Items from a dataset
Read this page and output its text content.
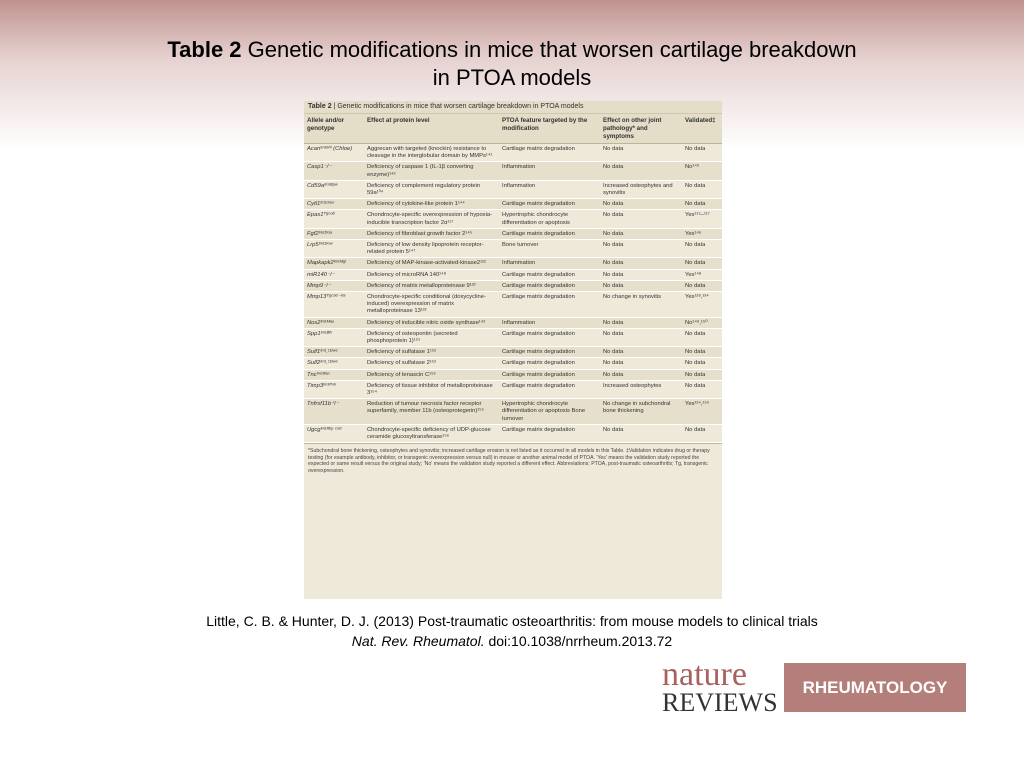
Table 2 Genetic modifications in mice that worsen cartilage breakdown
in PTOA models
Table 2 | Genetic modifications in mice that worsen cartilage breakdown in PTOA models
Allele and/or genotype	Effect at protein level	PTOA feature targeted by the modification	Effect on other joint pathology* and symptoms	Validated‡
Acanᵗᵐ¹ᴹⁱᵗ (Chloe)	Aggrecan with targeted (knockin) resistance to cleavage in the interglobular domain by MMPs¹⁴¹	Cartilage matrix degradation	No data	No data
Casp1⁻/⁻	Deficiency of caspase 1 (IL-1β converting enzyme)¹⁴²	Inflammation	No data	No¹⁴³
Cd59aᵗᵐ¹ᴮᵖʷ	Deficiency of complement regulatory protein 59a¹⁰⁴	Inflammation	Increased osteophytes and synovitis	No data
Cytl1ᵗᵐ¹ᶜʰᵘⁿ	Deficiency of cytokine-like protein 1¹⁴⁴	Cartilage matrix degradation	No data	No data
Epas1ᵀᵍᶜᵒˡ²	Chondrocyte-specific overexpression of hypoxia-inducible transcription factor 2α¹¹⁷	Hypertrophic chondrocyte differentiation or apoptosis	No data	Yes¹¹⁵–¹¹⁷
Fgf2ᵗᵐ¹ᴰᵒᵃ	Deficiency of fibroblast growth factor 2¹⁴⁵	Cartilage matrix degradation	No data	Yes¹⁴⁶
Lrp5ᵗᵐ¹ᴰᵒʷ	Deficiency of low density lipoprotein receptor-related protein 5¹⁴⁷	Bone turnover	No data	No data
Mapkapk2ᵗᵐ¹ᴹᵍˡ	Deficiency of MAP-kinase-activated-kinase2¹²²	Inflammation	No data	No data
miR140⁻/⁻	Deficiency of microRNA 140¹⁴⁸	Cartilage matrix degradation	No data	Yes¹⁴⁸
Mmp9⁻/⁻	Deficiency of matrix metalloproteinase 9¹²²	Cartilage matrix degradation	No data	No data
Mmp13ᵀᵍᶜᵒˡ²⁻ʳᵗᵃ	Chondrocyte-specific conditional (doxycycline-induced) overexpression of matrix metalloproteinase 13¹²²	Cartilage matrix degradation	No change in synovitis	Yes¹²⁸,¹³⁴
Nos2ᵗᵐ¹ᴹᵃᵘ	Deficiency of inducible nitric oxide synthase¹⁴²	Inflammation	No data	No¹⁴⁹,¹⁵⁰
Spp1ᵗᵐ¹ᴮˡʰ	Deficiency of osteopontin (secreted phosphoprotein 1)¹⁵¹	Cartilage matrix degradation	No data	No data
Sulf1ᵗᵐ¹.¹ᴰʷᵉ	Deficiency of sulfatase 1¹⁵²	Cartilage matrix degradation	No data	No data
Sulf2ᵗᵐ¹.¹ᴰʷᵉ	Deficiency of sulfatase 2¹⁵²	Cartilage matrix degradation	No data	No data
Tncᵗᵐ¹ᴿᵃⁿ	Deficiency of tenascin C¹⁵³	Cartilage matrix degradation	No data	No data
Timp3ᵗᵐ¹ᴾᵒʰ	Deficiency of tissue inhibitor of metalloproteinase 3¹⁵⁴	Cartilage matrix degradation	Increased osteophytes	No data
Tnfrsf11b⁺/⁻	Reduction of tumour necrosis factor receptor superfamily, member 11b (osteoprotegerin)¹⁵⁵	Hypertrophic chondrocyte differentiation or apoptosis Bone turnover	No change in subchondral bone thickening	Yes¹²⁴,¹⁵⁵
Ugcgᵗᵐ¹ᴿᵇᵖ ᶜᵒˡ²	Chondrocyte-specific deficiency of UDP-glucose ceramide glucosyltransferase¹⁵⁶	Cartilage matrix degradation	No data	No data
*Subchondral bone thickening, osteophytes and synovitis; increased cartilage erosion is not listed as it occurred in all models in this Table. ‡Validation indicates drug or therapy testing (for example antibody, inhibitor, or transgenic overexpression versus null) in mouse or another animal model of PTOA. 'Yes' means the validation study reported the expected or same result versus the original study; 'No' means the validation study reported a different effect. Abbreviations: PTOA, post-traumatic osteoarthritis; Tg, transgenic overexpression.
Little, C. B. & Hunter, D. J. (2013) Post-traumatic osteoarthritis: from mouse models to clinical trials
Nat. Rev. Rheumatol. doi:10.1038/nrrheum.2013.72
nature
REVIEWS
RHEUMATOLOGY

_Task directions_
A verbatim reproduction of each entry is expected, with every picture omitted.

_Your solution_
Read this page and output its text content.
Table 2 Genetic modifications in mice that worsen cartilage breakdown
in PTOA models
Table 2 | Genetic modifications in mice that worsen cartilage breakdown in PTOA models
Allele and/or genotype	Effect at protein level	PTOA feature targeted by the modification	Effect on other joint pathology* and symptoms	Validated‡
Acanᵗᵐ¹ᴹⁱᵗ (Chloe)	Aggrecan with targeted (knockin) resistance to cleavage in the interglobular domain by MMPs¹⁴¹	Cartilage matrix degradation	No data	No data
Casp1⁻/⁻	Deficiency of caspase 1 (IL-1β converting enzyme)¹⁴²	Inflammation	No data	No¹⁴³
Cd59aᵗᵐ¹ᴮᵖʷ	Deficiency of complement regulatory protein 59a¹⁰⁴	Inflammation	Increased osteophytes and synovitis	No data
Cytl1ᵗᵐ¹ᶜʰᵘⁿ	Deficiency of cytokine-like protein 1¹⁴⁴	Cartilage matrix degradation	No data	No data
Epas1ᵀᵍᶜᵒˡ²	Chondrocyte-specific overexpression of hypoxia-inducible transcription factor 2α¹¹⁷	Hypertrophic chondrocyte differentiation or apoptosis	No data	Yes¹¹⁵–¹¹⁷
Fgf2ᵗᵐ¹ᴰᵒᵃ	Deficiency of fibroblast growth factor 2¹⁴⁵	Cartilage matrix degradation	No data	Yes¹⁴⁶
Lrp5ᵗᵐ¹ᴰᵒʷ	Deficiency of low density lipoprotein receptor-related protein 5¹⁴⁷	Bone turnover	No data	No data
Mapkapk2ᵗᵐ¹ᴹᵍˡ	Deficiency of MAP-kinase-activated-kinase2¹²²	Inflammation	No data	No data
miR140⁻/⁻	Deficiency of microRNA 140¹⁴⁸	Cartilage matrix degradation	No data	Yes¹⁴⁸
Mmp9⁻/⁻	Deficiency of matrix metalloproteinase 9¹²²	Cartilage matrix degradation	No data	No data
Mmp13ᵀᵍᶜᵒˡ²⁻ʳᵗᵃ	Chondrocyte-specific conditional (doxycycline-induced) overexpression of matrix metalloproteinase 13¹²²	Cartilage matrix degradation	No change in synovitis	Yes¹²⁸,¹³⁴
Nos2ᵗᵐ¹ᴹᵃᵘ	Deficiency of inducible nitric oxide synthase¹⁴²	Inflammation	No data	No¹⁴⁹,¹⁵⁰
Spp1ᵗᵐ¹ᴮˡʰ	Deficiency of osteopontin (secreted phosphoprotein 1)¹⁵¹	Cartilage matrix degradation	No data	No data
Sulf1ᵗᵐ¹.¹ᴰʷᵉ	Deficiency of sulfatase 1¹⁵²	Cartilage matrix degradation	No data	No data
Sulf2ᵗᵐ¹.¹ᴰʷᵉ	Deficiency of sulfatase 2¹⁵²	Cartilage matrix degradation	No data	No data
Tncᵗᵐ¹ᴿᵃⁿ	Deficiency of tenascin C¹⁵³	Cartilage matrix degradation	No data	No data
Timp3ᵗᵐ¹ᴾᵒʰ	Deficiency of tissue inhibitor of metalloproteinase 3¹⁵⁴	Cartilage matrix degradation	Increased osteophytes	No data
Tnfrsf11b⁺/⁻	Reduction of tumour necrosis factor receptor superfamily, member 11b (osteoprotegerin)¹⁵⁵	Hypertrophic chondrocyte differentiation or apoptosis Bone turnover	No change in subchondral bone thickening	Yes¹²⁴,¹⁵⁵
Ugcgᵗᵐ¹ᴿᵇᵖ ᶜᵒˡ²	Chondrocyte-specific deficiency of UDP-glucose ceramide glucosyltransferase¹⁵⁶	Cartilage matrix degradation	No data	No data
*Subchondral bone thickening, osteophytes and synovitis; increased cartilage erosion is not listed as it occurred in all models in this Table. ‡Validation indicates drug or therapy testing (for example antibody, inhibitor, or transgenic overexpression versus null) in mouse or another animal model of PTOA. 'Yes' means the validation study reported the expected or same result versus the original study; 'No' means the validation study reported a different effect. Abbreviations: PTOA, post-traumatic osteoarthritis; Tg, transgenic overexpression.
Little, C. B. & Hunter, D. J. (2013) Post-traumatic osteoarthritis: from mouse models to clinical trials
Nat. Rev. Rheumatol. doi:10.1038/nrrheum.2013.72
nature
REVIEWS
RHEUMATOLOGY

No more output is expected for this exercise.